Data taken from a collection
┄┄┄┄┄┄┄┄┄┄┄┄┄┄┄┄┄┄┄┄
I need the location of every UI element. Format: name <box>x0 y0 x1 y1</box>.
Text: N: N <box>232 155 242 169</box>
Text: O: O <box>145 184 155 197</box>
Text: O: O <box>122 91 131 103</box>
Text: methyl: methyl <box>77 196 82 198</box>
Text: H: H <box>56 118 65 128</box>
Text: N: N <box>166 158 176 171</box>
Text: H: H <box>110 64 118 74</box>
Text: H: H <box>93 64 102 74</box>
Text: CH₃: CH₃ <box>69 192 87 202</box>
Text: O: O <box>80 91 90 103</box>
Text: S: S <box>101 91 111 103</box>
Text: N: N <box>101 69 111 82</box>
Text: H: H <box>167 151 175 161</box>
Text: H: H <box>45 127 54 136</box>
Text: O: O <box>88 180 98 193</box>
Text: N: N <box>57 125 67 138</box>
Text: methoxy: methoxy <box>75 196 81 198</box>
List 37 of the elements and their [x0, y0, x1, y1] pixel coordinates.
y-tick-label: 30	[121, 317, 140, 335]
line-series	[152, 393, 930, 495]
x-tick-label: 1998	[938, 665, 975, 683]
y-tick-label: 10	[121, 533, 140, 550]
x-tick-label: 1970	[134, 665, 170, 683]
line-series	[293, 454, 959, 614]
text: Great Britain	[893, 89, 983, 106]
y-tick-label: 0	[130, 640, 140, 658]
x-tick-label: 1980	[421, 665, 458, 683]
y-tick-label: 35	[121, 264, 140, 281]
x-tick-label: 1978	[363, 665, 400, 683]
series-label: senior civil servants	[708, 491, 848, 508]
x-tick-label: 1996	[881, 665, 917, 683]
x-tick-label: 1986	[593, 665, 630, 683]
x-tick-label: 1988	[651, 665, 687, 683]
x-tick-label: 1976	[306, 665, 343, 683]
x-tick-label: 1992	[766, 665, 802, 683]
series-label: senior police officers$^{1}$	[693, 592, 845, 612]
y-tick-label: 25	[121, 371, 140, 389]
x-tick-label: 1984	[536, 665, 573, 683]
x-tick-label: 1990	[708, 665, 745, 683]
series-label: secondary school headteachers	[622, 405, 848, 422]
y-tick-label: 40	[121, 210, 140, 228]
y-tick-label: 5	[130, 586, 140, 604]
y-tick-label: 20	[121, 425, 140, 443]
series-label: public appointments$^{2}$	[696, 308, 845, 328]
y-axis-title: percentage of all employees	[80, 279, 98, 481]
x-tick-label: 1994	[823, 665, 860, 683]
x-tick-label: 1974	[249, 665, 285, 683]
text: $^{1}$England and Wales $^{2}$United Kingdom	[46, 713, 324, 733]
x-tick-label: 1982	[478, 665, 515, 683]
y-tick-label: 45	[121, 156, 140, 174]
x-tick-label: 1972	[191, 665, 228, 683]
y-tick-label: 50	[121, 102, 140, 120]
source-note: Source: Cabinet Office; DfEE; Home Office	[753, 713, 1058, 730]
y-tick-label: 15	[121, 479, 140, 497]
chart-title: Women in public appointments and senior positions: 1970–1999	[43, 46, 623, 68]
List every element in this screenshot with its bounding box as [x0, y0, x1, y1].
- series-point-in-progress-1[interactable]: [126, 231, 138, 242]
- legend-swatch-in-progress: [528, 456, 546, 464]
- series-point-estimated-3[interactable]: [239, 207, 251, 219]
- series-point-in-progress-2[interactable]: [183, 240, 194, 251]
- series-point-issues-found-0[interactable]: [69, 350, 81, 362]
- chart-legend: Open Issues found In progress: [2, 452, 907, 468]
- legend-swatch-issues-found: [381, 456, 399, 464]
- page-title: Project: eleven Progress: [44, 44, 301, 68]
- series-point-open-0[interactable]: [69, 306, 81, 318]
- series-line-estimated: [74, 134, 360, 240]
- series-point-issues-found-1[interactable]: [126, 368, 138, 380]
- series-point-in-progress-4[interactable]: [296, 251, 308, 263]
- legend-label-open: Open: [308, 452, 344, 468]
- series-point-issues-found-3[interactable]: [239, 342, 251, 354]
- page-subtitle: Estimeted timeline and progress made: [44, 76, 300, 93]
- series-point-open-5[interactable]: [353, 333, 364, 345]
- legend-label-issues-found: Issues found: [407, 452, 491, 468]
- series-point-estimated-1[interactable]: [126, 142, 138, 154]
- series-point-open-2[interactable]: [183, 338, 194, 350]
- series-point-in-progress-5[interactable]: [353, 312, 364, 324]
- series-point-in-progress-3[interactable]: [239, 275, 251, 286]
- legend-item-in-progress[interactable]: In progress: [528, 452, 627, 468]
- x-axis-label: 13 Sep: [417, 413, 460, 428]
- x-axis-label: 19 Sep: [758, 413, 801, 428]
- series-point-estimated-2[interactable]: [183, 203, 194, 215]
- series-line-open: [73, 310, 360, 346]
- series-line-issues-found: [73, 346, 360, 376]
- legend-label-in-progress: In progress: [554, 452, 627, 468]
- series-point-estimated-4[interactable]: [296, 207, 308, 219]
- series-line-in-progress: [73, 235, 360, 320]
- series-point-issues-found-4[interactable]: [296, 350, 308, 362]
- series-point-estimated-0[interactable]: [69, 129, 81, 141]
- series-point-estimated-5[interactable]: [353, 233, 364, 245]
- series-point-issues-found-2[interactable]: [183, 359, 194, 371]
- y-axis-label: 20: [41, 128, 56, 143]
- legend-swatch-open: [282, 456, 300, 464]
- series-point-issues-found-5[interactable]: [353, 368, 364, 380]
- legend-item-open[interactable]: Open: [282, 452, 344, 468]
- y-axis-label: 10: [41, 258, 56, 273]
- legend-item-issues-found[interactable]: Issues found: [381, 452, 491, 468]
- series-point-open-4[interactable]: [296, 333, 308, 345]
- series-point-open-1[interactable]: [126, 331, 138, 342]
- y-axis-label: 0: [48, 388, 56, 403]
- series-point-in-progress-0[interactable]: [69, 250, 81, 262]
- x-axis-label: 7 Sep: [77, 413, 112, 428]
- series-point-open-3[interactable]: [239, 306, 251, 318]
┄┄┄┄┄┄┄┄┄┄┄┄┄┄┄┄┄┄┄┄
Copy out every line of the entries above word for word.

I need the location of every UI element. Format: name <box>x0 y0 x1 y1</box>.
Text: N: N <box>232 155 242 169</box>
Text: O: O <box>145 184 155 197</box>
Text: O: O <box>122 91 131 103</box>
Text: methyl: methyl <box>77 196 82 198</box>
Text: H: H <box>56 118 65 128</box>
Text: N: N <box>166 158 176 171</box>
Text: H: H <box>110 64 118 74</box>
Text: H: H <box>93 64 102 74</box>
Text: CH₃: CH₃ <box>69 192 87 202</box>
Text: O: O <box>80 91 90 103</box>
Text: S: S <box>101 91 111 103</box>
Text: N: N <box>101 69 111 82</box>
Text: H: H <box>167 151 175 161</box>
Text: H: H <box>45 127 54 136</box>
Text: O: O <box>88 180 98 193</box>
Text: N: N <box>57 125 67 138</box>
Text: methoxy: methoxy <box>75 196 81 198</box>
List 37 of the elements and their [x0, y0, x1, y1] pixel coordinates.
y-tick-label: 30	[121, 317, 140, 335]
line-series	[152, 393, 930, 495]
x-tick-label: 1998	[938, 665, 975, 683]
y-tick-label: 10	[121, 533, 140, 550]
x-tick-label: 1970	[134, 665, 170, 683]
line-series	[293, 454, 959, 614]
text: Great Britain	[893, 89, 983, 106]
y-tick-label: 0	[130, 640, 140, 658]
x-tick-label: 1980	[421, 665, 458, 683]
y-tick-label: 35	[121, 264, 140, 281]
x-tick-label: 1978	[363, 665, 400, 683]
series-label: senior civil servants	[708, 491, 848, 508]
x-tick-label: 1996	[881, 665, 917, 683]
x-tick-label: 1986	[593, 665, 630, 683]
x-tick-label: 1988	[651, 665, 687, 683]
x-tick-label: 1976	[306, 665, 343, 683]
x-tick-label: 1992	[766, 665, 802, 683]
series-label: senior police officers$^{1}$	[693, 592, 845, 612]
y-tick-label: 25	[121, 371, 140, 389]
x-tick-label: 1984	[536, 665, 573, 683]
x-tick-label: 1990	[708, 665, 745, 683]
series-label: secondary school headteachers	[622, 405, 848, 422]
y-tick-label: 40	[121, 210, 140, 228]
y-tick-label: 5	[130, 586, 140, 604]
y-tick-label: 20	[121, 425, 140, 443]
series-label: public appointments$^{2}$	[696, 308, 845, 328]
y-axis-title: percentage of all employees	[80, 279, 98, 481]
x-tick-label: 1994	[823, 665, 860, 683]
x-tick-label: 1974	[249, 665, 285, 683]
text: $^{1}$England and Wales $^{2}$United Kingdom	[46, 713, 324, 733]
x-tick-label: 1982	[478, 665, 515, 683]
y-tick-label: 45	[121, 156, 140, 174]
x-tick-label: 1972	[191, 665, 228, 683]
y-tick-label: 50	[121, 102, 140, 120]
source-note: Source: Cabinet Office; DfEE; Home Office	[753, 713, 1058, 730]
y-tick-label: 15	[121, 479, 140, 497]
chart-title: Women in public appointments and senior positions: 1970–1999	[43, 46, 623, 68]
List every element in this screenshot with its bounding box as [x0, y0, x1, y1].
- series-point-in-progress-1[interactable]: [126, 231, 138, 242]
- legend-swatch-in-progress: [528, 456, 546, 464]
- series-point-estimated-3[interactable]: [239, 207, 251, 219]
- series-point-in-progress-2[interactable]: [183, 240, 194, 251]
- series-point-issues-found-0[interactable]: [69, 350, 81, 362]
- chart-legend: Open Issues found In progress: [2, 452, 907, 468]
- legend-swatch-issues-found: [381, 456, 399, 464]
- page-title: Project: eleven Progress: [44, 44, 301, 68]
- series-point-open-0[interactable]: [69, 306, 81, 318]
- series-line-estimated: [74, 134, 360, 240]
- series-point-issues-found-1[interactable]: [126, 368, 138, 380]
- series-point-in-progress-4[interactable]: [296, 251, 308, 263]
- legend-label-open: Open: [308, 452, 344, 468]
- series-point-issues-found-3[interactable]: [239, 342, 251, 354]
- page-subtitle: Estimeted timeline and progress made: [44, 76, 300, 93]
- series-point-open-5[interactable]: [353, 333, 364, 345]
- legend-label-issues-found: Issues found: [407, 452, 491, 468]
- series-point-estimated-1[interactable]: [126, 142, 138, 154]
- series-point-open-2[interactable]: [183, 338, 194, 350]
- series-point-in-progress-5[interactable]: [353, 312, 364, 324]
- series-point-in-progress-3[interactable]: [239, 275, 251, 286]
- legend-item-in-progress[interactable]: In progress: [528, 452, 627, 468]
- x-axis-label: 13 Sep: [417, 413, 460, 428]
- x-axis-label: 19 Sep: [758, 413, 801, 428]
- series-point-estimated-2[interactable]: [183, 203, 194, 215]
- series-line-open: [73, 310, 360, 346]
- series-line-issues-found: [73, 346, 360, 376]
- legend-label-in-progress: In progress: [554, 452, 627, 468]
- series-point-estimated-4[interactable]: [296, 207, 308, 219]
- series-line-in-progress: [73, 235, 360, 320]
- series-point-issues-found-4[interactable]: [296, 350, 308, 362]
- series-point-estimated-0[interactable]: [69, 129, 81, 141]
- series-point-estimated-5[interactable]: [353, 233, 364, 245]
- series-point-issues-found-2[interactable]: [183, 359, 194, 371]
- y-axis-label: 20: [41, 128, 56, 143]
- legend-swatch-open: [282, 456, 300, 464]
- series-point-issues-found-5[interactable]: [353, 368, 364, 380]
- legend-item-open[interactable]: Open: [282, 452, 344, 468]
- y-axis-label: 10: [41, 258, 56, 273]
- legend-item-issues-found[interactable]: Issues found: [381, 452, 491, 468]
- series-point-open-4[interactable]: [296, 333, 308, 345]
- series-point-open-1[interactable]: [126, 331, 138, 342]
- y-axis-label: 0: [48, 388, 56, 403]
- series-point-in-progress-0[interactable]: [69, 250, 81, 262]
- x-axis-label: 7 Sep: [77, 413, 112, 428]
- series-point-open-3[interactable]: [239, 306, 251, 318]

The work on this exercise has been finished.